__Short task__. Go through the records and copy each line where the word "Billion" occurs.

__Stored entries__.
◇ ◇ ◇ ◇ ◇
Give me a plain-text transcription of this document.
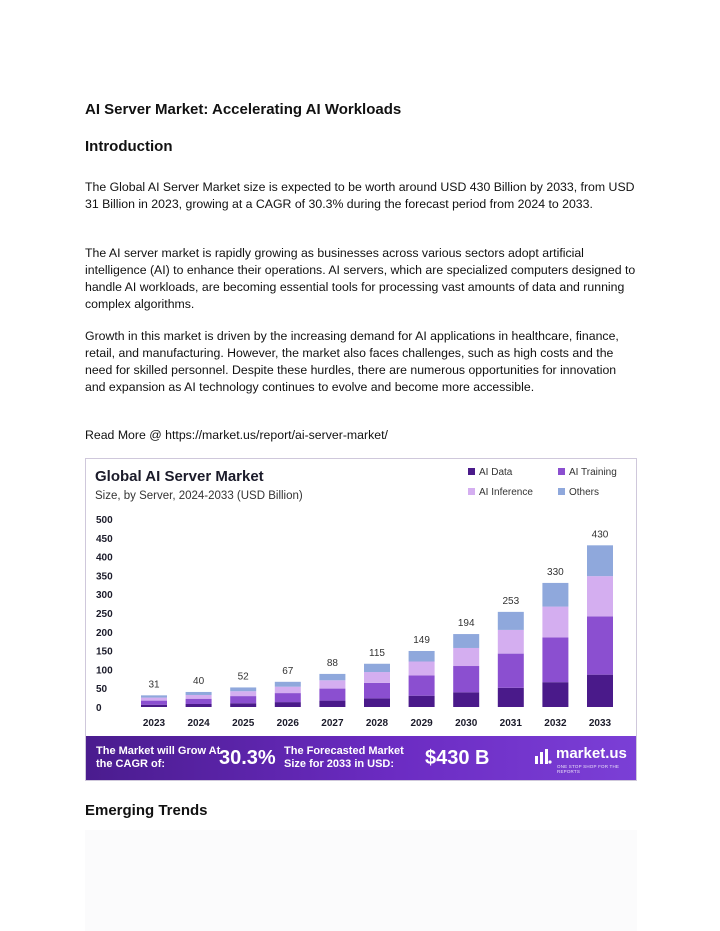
AI Server Market: Accelerating AI Workloads
Introduction

The Global AI Server Market size is expected to be worth around USD 430 Billion by 2033, from USD 31 Billion in 2023, growing at a CAGR of 30.3% during the forecast period from 2024 to 2033.

The AI server market is rapidly growing as businesses across various sectors adopt artificial intelligence (AI) to enhance their operations. AI servers, which are specialized computers designed to handle AI workloads, are becoming essential tools for processing vast amounts of data and running complex algorithms.

Growth in this market is driven by the increasing demand for AI applications in healthcare, finance, retail, and manufacturing. However, the market also faces challenges, such as high costs and the need for skilled personnel. Despite these hurdles, there are numerous opportunities for innovation and expansion as AI technology continues to evolve and become more accessible.

Read More @ https://market.us/report/ai-server-market/

Emerging Trends
Global AI Server Market
Size, by Server, 2024-2033 (USD Billion)
AI Data	AI Training
AI Inference	Others
0
50
100
150
200
250
300
350
400
450
500
31
2023
40
2024
52
2025
67
2026
88
2027
115
2028
149
2029
194
2030
253
2031
330
2032
430
2033
The Market will Grow At the CAGR of:	30.3% The Forecasted Market Size for 2033 in USD:	$430 B	market.us
ONE STOP SHOP FOR THE REPORTS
◇ ◇ ◇ ◇ ◇
__Solution to this problem__.
The Global AI Server Market size is expected to be worth around USD 430 Billion by 2033, from USD 31 Billion in 2023, growing at a CAGR of 30.3% during the forecast period from 2024 to 2033.
Size, by Server, 2024-2033 (USD Billion)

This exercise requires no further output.